» Figure record extracts:
►

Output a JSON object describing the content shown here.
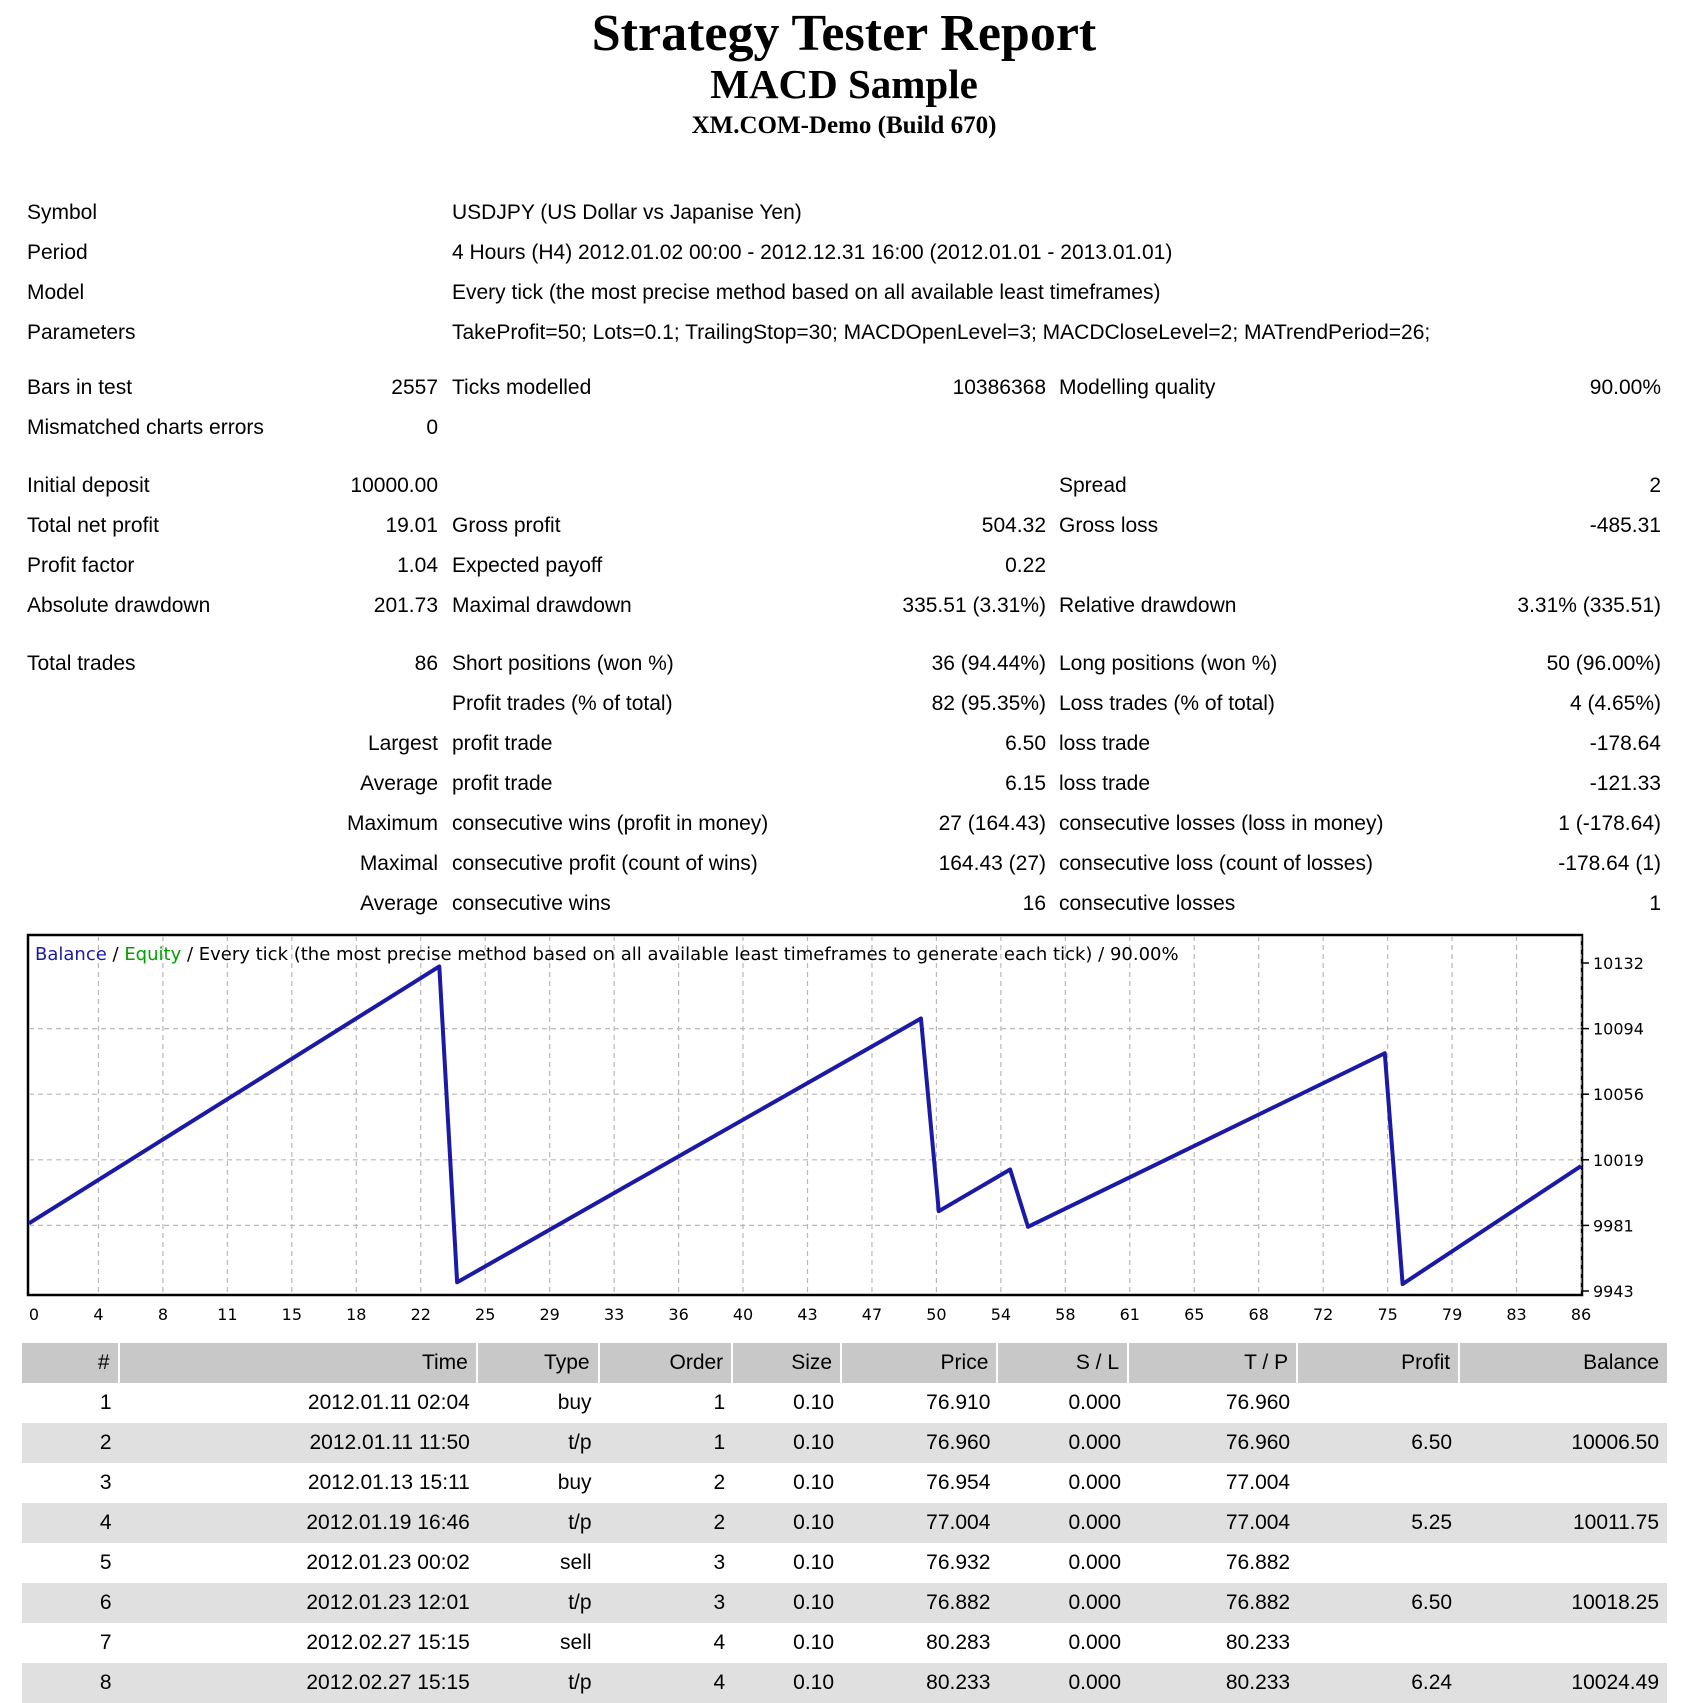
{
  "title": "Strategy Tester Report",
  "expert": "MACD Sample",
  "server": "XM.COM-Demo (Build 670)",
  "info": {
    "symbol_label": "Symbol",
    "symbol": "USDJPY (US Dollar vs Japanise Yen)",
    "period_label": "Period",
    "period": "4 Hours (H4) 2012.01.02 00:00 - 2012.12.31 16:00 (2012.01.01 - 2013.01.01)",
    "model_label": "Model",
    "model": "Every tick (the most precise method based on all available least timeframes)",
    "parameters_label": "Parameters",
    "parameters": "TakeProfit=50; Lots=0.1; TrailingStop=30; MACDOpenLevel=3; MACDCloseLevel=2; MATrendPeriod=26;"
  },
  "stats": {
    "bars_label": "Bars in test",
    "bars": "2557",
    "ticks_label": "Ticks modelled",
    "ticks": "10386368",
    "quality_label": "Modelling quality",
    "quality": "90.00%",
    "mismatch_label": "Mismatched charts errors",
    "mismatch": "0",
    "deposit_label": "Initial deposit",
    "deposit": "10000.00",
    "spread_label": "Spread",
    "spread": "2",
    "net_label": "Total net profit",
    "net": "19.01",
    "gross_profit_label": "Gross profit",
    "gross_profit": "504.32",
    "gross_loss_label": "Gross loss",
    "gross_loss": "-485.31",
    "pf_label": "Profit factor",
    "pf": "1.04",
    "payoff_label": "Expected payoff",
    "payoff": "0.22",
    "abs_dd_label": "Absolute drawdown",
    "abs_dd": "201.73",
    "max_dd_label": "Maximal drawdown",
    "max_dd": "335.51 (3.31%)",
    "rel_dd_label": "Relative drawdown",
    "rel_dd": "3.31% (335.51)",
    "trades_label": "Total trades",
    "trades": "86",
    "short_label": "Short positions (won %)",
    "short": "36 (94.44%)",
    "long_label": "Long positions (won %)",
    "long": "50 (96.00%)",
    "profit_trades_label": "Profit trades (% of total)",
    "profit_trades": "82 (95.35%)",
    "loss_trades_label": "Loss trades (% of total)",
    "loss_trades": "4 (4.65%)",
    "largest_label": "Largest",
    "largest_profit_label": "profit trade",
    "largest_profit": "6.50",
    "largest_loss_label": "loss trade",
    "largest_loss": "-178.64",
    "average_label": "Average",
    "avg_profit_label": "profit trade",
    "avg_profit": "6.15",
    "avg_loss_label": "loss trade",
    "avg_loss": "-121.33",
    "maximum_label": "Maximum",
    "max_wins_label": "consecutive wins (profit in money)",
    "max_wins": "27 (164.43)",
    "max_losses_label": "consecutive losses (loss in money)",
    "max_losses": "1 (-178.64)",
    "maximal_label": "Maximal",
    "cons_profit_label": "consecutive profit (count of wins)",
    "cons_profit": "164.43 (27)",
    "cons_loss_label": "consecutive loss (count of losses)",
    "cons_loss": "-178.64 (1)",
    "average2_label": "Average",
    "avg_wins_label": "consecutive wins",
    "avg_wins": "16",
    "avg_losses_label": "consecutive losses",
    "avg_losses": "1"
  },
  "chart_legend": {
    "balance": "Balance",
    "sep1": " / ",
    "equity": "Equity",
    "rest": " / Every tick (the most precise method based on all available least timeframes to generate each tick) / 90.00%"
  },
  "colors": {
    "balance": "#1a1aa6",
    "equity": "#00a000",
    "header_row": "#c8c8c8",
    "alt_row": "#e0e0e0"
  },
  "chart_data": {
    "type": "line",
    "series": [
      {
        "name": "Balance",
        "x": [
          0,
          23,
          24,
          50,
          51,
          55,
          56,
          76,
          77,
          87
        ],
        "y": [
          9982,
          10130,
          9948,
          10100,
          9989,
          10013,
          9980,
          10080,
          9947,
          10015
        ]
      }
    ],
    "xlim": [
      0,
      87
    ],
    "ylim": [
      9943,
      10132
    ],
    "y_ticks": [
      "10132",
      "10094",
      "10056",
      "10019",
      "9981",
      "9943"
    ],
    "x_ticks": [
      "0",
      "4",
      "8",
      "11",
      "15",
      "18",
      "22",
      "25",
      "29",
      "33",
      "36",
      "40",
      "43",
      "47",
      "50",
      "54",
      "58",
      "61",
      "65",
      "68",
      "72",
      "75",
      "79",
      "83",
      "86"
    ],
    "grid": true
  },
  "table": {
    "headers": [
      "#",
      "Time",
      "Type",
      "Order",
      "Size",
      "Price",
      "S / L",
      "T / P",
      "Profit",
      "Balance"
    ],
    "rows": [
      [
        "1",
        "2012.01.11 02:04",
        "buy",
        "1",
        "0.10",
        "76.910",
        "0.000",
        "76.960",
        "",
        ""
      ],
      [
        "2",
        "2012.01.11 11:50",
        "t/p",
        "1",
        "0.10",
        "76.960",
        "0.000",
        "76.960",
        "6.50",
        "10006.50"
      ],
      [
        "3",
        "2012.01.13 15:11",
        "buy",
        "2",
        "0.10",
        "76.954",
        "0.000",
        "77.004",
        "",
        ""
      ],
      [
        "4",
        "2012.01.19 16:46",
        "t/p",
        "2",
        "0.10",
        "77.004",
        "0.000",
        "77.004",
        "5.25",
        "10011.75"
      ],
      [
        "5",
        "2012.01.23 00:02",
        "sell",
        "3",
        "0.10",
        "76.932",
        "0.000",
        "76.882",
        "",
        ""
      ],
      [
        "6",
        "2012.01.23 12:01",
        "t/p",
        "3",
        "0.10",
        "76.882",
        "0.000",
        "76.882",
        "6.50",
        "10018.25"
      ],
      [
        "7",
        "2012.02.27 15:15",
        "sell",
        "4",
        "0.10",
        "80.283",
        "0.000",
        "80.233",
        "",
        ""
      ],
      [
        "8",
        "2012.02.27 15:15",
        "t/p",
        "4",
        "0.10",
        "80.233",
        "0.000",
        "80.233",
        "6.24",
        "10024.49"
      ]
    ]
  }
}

◄

» To be done:
Copy the entries exactly. Leave out the images.

» Full response:
Output a JSON object describing the content shown here.
{
  "title": "Strategy Tester Report",
  "expert": "MACD Sample",
  "server": "XM.COM-Demo (Build 670)",
  "info": {
    "symbol_label": "Symbol",
    "symbol": "USDJPY (US Dollar vs Japanise Yen)",
    "period_label": "Period",
    "period": "4 Hours (H4) 2012.01.02 00:00 - 2012.12.31 16:00 (2012.01.01 - 2013.01.01)",
    "model_label": "Model",
    "model": "Every tick (the most precise method based on all available least timeframes)",
    "parameters_label": "Parameters",
    "parameters": "TakeProfit=50; Lots=0.1; TrailingStop=30; MACDOpenLevel=3; MACDCloseLevel=2; MATrendPeriod=26;"
  },
  "stats": {
    "bars_label": "Bars in test",
    "bars": "2557",
    "ticks_label": "Ticks modelled",
    "ticks": "10386368",
    "quality_label": "Modelling quality",
    "quality": "90.00%",
    "mismatch_label": "Mismatched charts errors",
    "mismatch": "0",
    "deposit_label": "Initial deposit",
    "deposit": "10000.00",
    "spread_label": "Spread",
    "spread": "2",
    "net_label": "Total net profit",
    "net": "19.01",
    "gross_profit_label": "Gross profit",
    "gross_profit": "504.32",
    "gross_loss_label": "Gross loss",
    "gross_loss": "-485.31",
    "pf_label": "Profit factor",
    "pf": "1.04",
    "payoff_label": "Expected payoff",
    "payoff": "0.22",
    "abs_dd_label": "Absolute drawdown",
    "abs_dd": "201.73",
    "max_dd_label": "Maximal drawdown",
    "max_dd": "335.51 (3.31%)",
    "rel_dd_label": "Relative drawdown",
    "rel_dd": "3.31% (335.51)",
    "trades_label": "Total trades",
    "trades": "86",
    "short_label": "Short positions (won %)",
    "short": "36 (94.44%)",
    "long_label": "Long positions (won %)",
    "long": "50 (96.00%)",
    "profit_trades_label": "Profit trades (% of total)",
    "profit_trades": "82 (95.35%)",
    "loss_trades_label": "Loss trades (% of total)",
    "loss_trades": "4 (4.65%)",
    "largest_label": "Largest",
    "largest_profit_label": "profit trade",
    "largest_profit": "6.50",
    "largest_loss_label": "loss trade",
    "largest_loss": "-178.64",
    "average_label": "Average",
    "avg_profit_label": "profit trade",
    "avg_profit": "6.15",
    "avg_loss_label": "loss trade",
    "avg_loss": "-121.33",
    "maximum_label": "Maximum",
    "max_wins_label": "consecutive wins (profit in money)",
    "max_wins": "27 (164.43)",
    "max_losses_label": "consecutive losses (loss in money)",
    "max_losses": "1 (-178.64)",
    "maximal_label": "Maximal",
    "cons_profit_label": "consecutive profit (count of wins)",
    "cons_profit": "164.43 (27)",
    "cons_loss_label": "consecutive loss (count of losses)",
    "cons_loss": "-178.64 (1)",
    "average2_label": "Average",
    "avg_wins_label": "consecutive wins",
    "avg_wins": "16",
    "avg_losses_label": "consecutive losses",
    "avg_losses": "1"
  },
  "chart_legend": {
    "balance": "Balance",
    "sep1": " / ",
    "equity": "Equity",
    "rest": " / Every tick (the most precise method based on all available least timeframes to generate each tick) / 90.00%"
  },
  "colors": {
    "balance": "#1a1aa6",
    "equity": "#00a000",
    "header_row": "#c8c8c8",
    "alt_row": "#e0e0e0"
  },
  "chart_data": {
    "type": "line",
    "series": [
      {
        "name": "Balance",
        "x": [
          0,
          23,
          24,
          50,
          51,
          55,
          56,
          76,
          77,
          87
        ],
        "y": [
          9982,
          10130,
          9948,
          10100,
          9989,
          10013,
          9980,
          10080,
          9947,
          10015
        ]
      }
    ],
    "xlim": [
      0,
      87
    ],
    "ylim": [
      9943,
      10132
    ],
    "y_ticks": [
      "10132",
      "10094",
      "10056",
      "10019",
      "9981",
      "9943"
    ],
    "x_ticks": [
      "0",
      "4",
      "8",
      "11",
      "15",
      "18",
      "22",
      "25",
      "29",
      "33",
      "36",
      "40",
      "43",
      "47",
      "50",
      "54",
      "58",
      "61",
      "65",
      "68",
      "72",
      "75",
      "79",
      "83",
      "86"
    ],
    "grid": true
  },
  "table": {
    "headers": [
      "#",
      "Time",
      "Type",
      "Order",
      "Size",
      "Price",
      "S / L",
      "T / P",
      "Profit",
      "Balance"
    ],
    "rows": [
      [
        "1",
        "2012.01.11 02:04",
        "buy",
        "1",
        "0.10",
        "76.910",
        "0.000",
        "76.960",
        "",
        ""
      ],
      [
        "2",
        "2012.01.11 11:50",
        "t/p",
        "1",
        "0.10",
        "76.960",
        "0.000",
        "76.960",
        "6.50",
        "10006.50"
      ],
      [
        "3",
        "2012.01.13 15:11",
        "buy",
        "2",
        "0.10",
        "76.954",
        "0.000",
        "77.004",
        "",
        ""
      ],
      [
        "4",
        "2012.01.19 16:46",
        "t/p",
        "2",
        "0.10",
        "77.004",
        "0.000",
        "77.004",
        "5.25",
        "10011.75"
      ],
      [
        "5",
        "2012.01.23 00:02",
        "sell",
        "3",
        "0.10",
        "76.932",
        "0.000",
        "76.882",
        "",
        ""
      ],
      [
        "6",
        "2012.01.23 12:01",
        "t/p",
        "3",
        "0.10",
        "76.882",
        "0.000",
        "76.882",
        "6.50",
        "10018.25"
      ],
      [
        "7",
        "2012.02.27 15:15",
        "sell",
        "4",
        "0.10",
        "80.283",
        "0.000",
        "80.233",
        "",
        ""
      ],
      [
        "8",
        "2012.02.27 15:15",
        "t/p",
        "4",
        "0.10",
        "80.233",
        "0.000",
        "80.233",
        "6.24",
        "10024.49"
      ]
    ]
  }
}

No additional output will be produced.